>>>>>

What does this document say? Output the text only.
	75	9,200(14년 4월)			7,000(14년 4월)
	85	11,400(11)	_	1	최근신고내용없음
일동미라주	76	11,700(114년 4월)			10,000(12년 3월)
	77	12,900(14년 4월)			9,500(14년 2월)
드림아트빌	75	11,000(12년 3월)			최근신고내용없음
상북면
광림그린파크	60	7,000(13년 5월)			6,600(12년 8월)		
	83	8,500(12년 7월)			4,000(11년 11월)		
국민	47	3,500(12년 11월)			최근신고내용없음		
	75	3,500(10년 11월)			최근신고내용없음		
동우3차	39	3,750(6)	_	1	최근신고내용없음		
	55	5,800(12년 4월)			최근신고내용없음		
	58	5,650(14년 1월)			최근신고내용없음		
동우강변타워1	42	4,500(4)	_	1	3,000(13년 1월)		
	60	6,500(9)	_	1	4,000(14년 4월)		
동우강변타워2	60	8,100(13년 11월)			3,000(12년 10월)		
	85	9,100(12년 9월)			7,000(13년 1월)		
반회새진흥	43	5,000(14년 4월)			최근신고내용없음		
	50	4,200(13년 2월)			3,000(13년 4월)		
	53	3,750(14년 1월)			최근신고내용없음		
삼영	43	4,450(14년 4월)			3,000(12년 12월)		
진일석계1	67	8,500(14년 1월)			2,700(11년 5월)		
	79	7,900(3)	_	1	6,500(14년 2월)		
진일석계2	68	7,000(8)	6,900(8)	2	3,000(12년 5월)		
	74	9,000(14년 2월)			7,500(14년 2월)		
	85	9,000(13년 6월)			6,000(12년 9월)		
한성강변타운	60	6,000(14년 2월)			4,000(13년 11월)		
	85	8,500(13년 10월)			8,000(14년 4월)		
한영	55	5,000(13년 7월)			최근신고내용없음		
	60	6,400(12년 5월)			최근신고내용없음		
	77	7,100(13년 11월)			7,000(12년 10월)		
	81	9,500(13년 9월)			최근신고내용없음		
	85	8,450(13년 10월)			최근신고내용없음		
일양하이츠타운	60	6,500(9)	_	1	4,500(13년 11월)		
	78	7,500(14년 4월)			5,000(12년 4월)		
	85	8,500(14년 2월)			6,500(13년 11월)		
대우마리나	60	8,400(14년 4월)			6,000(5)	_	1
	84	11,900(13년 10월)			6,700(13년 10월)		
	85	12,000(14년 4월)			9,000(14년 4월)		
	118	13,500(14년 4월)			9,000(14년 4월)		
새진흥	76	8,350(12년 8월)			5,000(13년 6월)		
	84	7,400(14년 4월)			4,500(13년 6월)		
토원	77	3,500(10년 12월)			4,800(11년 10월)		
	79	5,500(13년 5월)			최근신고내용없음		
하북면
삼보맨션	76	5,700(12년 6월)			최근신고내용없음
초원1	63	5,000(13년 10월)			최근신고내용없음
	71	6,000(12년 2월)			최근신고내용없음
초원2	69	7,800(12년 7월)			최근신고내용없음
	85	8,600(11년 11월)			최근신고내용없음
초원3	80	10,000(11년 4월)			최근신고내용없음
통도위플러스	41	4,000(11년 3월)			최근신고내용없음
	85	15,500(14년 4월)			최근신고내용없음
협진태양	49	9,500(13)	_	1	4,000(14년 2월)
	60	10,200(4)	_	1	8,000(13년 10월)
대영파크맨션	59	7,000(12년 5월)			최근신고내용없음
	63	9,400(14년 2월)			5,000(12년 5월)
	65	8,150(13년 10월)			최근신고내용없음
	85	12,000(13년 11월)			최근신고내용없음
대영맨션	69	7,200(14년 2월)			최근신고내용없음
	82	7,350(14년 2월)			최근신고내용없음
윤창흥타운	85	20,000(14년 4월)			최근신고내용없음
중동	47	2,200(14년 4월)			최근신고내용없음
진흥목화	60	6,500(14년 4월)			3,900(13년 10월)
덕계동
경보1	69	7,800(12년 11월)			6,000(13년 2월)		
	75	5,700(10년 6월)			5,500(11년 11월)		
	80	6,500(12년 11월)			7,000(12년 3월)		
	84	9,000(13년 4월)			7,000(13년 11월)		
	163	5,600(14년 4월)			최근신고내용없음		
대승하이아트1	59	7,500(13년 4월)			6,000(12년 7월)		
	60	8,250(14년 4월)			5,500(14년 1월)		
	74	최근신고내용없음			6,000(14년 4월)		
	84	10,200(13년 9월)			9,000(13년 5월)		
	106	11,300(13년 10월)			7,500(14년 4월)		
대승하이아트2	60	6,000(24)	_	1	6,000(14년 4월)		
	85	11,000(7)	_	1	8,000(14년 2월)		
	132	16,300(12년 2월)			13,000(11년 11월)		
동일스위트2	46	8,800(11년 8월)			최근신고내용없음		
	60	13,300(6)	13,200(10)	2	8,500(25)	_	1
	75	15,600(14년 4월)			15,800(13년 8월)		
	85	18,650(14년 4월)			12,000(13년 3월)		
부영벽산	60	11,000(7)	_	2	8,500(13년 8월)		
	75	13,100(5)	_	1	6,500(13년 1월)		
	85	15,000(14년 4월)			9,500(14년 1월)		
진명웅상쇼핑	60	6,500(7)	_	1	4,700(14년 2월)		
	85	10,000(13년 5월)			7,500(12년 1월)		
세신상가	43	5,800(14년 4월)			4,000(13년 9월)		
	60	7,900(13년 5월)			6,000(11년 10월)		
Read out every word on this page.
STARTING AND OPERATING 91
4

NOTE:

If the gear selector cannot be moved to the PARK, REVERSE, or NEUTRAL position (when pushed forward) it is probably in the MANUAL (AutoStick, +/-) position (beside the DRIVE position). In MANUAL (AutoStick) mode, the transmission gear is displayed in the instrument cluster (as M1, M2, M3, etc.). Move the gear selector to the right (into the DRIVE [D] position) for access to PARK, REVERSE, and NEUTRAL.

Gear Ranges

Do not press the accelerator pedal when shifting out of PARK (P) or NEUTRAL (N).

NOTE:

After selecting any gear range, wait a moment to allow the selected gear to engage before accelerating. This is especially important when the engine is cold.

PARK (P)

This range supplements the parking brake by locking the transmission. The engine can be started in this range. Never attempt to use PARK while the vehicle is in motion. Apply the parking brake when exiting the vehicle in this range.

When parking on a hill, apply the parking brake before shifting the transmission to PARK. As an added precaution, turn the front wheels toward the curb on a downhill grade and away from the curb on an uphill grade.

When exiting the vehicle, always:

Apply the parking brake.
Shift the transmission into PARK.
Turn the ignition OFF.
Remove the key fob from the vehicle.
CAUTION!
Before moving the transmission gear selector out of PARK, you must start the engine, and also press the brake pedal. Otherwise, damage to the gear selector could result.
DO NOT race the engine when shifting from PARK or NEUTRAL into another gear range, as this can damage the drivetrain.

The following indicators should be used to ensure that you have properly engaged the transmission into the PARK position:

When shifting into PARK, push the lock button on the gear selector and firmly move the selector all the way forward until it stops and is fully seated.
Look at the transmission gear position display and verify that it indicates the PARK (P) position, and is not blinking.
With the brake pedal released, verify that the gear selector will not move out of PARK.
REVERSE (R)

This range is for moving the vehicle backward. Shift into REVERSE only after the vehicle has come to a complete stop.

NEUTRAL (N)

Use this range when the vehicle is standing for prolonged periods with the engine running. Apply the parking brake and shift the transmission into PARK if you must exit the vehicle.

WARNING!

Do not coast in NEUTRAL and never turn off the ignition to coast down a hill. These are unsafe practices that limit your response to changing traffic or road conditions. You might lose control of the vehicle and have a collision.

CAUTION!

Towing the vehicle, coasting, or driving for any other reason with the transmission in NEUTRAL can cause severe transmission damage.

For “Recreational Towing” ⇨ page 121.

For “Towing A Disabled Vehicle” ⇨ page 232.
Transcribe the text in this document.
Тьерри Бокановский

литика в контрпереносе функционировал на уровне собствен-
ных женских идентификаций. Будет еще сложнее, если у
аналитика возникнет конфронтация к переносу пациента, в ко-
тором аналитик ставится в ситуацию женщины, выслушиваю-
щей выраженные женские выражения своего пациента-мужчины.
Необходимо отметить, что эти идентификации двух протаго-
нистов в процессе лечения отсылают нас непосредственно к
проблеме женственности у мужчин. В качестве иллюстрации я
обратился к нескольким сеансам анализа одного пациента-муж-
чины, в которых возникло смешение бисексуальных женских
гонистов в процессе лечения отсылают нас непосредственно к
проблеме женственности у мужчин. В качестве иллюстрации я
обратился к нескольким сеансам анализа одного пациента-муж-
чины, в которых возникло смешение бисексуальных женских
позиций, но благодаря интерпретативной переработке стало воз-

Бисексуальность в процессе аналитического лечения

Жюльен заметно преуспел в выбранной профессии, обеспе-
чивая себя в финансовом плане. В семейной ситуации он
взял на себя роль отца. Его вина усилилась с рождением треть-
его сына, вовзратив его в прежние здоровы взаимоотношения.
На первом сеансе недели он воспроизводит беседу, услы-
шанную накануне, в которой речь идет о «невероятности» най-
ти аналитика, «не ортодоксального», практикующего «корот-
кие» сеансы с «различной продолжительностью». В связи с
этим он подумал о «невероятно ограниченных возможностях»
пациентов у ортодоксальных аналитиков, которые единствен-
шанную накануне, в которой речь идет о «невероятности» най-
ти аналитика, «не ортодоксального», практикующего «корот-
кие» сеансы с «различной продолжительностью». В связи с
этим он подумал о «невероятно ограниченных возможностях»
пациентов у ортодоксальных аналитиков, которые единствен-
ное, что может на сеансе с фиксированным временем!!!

<<<<<

Only lines that contain the word "процессе" are wanted; copy each of them.

■ TASK OUTPUT
нистов в процессе лечения отсылают нас непосредственно к
гонистов в процессе лечения отсылают нас непосредственно к
Бисексуальность в процессе аналитического лечения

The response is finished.